[RECORD EXTRACTS start]

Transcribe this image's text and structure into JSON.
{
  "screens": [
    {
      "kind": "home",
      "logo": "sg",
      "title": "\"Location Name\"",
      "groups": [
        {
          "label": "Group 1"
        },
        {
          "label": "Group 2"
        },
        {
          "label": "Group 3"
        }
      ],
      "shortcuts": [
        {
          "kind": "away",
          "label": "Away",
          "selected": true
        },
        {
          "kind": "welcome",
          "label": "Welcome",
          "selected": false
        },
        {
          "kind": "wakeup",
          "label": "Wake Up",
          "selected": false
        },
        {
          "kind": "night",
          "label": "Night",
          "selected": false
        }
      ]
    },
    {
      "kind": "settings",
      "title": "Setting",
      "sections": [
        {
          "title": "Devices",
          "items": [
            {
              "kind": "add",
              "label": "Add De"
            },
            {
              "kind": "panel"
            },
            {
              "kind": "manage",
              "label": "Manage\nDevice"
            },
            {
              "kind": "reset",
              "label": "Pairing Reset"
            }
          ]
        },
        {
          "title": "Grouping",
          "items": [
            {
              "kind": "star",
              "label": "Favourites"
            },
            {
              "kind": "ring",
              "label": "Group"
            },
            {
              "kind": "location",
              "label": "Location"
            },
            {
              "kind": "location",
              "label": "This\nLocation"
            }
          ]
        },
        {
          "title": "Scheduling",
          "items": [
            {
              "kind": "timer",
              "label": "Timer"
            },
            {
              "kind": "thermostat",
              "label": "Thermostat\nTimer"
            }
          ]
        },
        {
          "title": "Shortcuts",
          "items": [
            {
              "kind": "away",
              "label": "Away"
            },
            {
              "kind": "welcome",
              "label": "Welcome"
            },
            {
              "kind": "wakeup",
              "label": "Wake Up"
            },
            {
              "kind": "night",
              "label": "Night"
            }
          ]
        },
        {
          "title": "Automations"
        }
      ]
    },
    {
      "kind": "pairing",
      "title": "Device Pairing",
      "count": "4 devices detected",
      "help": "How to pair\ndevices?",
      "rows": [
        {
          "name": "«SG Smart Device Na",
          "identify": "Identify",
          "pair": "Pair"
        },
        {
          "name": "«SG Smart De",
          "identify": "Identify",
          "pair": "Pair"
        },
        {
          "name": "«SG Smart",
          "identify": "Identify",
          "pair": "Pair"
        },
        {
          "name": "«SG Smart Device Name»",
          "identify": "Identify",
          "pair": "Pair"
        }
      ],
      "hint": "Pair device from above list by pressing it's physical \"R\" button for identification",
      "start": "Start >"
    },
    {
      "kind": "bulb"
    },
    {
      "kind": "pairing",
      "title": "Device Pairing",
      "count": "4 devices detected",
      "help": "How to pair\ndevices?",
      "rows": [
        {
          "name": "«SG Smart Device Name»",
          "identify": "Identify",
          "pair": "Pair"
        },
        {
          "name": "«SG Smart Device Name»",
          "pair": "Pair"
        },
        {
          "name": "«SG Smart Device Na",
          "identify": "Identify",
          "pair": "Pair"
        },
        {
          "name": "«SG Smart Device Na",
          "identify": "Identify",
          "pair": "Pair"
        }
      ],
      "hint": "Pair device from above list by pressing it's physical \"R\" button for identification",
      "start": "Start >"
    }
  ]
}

[RECORD EXTRACTS end]

YOUR TASK →
Write out the material from the first line to the last, exactly.

THE SOLUTION →
Transcribe this image's text and structure into JSON.
{
  "screens": [
    {
      "kind": "home",
      "logo": "sg",
      "title": "\"Location Name\"",
      "groups": [
        {
          "label": "Group 1"
        },
        {
          "label": "Group 2"
        },
        {
          "label": "Group 3"
        }
      ],
      "shortcuts": [
        {
          "kind": "away",
          "label": "Away",
          "selected": true
        },
        {
          "kind": "welcome",
          "label": "Welcome",
          "selected": false
        },
        {
          "kind": "wakeup",
          "label": "Wake Up",
          "selected": false
        },
        {
          "kind": "night",
          "label": "Night",
          "selected": false
        }
      ]
    },
    {
      "kind": "settings",
      "title": "Setting",
      "sections": [
        {
          "title": "Devices",
          "items": [
            {
              "kind": "add",
              "label": "Add De"
            },
            {
              "kind": "panel"
            },
            {
              "kind": "manage",
              "label": "Manage\nDevice"
            },
            {
              "kind": "reset",
              "label": "Pairing Reset"
            }
          ]
        },
        {
          "title": "Grouping",
          "items": [
            {
              "kind": "star",
              "label": "Favourites"
            },
            {
              "kind": "ring",
              "label": "Group"
            },
            {
              "kind": "location",
              "label": "Location"
            },
            {
              "kind": "location",
              "label": "This\nLocation"
            }
          ]
        },
        {
          "title": "Scheduling",
          "items": [
            {
              "kind": "timer",
              "label": "Timer"
            },
            {
              "kind": "thermostat",
              "label": "Thermostat\nTimer"
            }
          ]
        },
        {
          "title": "Shortcuts",
          "items": [
            {
              "kind": "away",
              "label": "Away"
            },
            {
              "kind": "welcome",
              "label": "Welcome"
            },
            {
              "kind": "wakeup",
              "label": "Wake Up"
            },
            {
              "kind": "night",
              "label": "Night"
            }
          ]
        },
        {
          "title": "Automations"
        }
      ]
    },
    {
      "kind": "pairing",
      "title": "Device Pairing",
      "count": "4 devices detected",
      "help": "How to pair\ndevices?",
      "rows": [
        {
          "name": "«SG Smart Device Na",
          "identify": "Identify",
          "pair": "Pair"
        },
        {
          "name": "«SG Smart De",
          "identify": "Identify",
          "pair": "Pair"
        },
        {
          "name": "«SG Smart",
          "identify": "Identify",
          "pair": "Pair"
        },
        {
          "name": "«SG Smart Device Name»",
          "identify": "Identify",
          "pair": "Pair"
        }
      ],
      "hint": "Pair device from above list by pressing it's physical \"R\" button for identification",
      "start": "Start >"
    },
    {
      "kind": "bulb"
    },
    {
      "kind": "pairing",
      "title": "Device Pairing",
      "count": "4 devices detected",
      "help": "How to pair\ndevices?",
      "rows": [
        {
          "name": "«SG Smart Device Name»",
          "identify": "Identify",
          "pair": "Pair"
        },
        {
          "name": "«SG Smart Device Name»",
          "pair": "Pair"
        },
        {
          "name": "«SG Smart Device Na",
          "identify": "Identify",
          "pair": "Pair"
        },
        {
          "name": "«SG Smart Device Na",
          "identify": "Identify",
          "pair": "Pair"
        }
      ],
      "hint": "Pair device from above list by pressing it's physical \"R\" button for identification",
      "start": "Start >"
    }
  ]
}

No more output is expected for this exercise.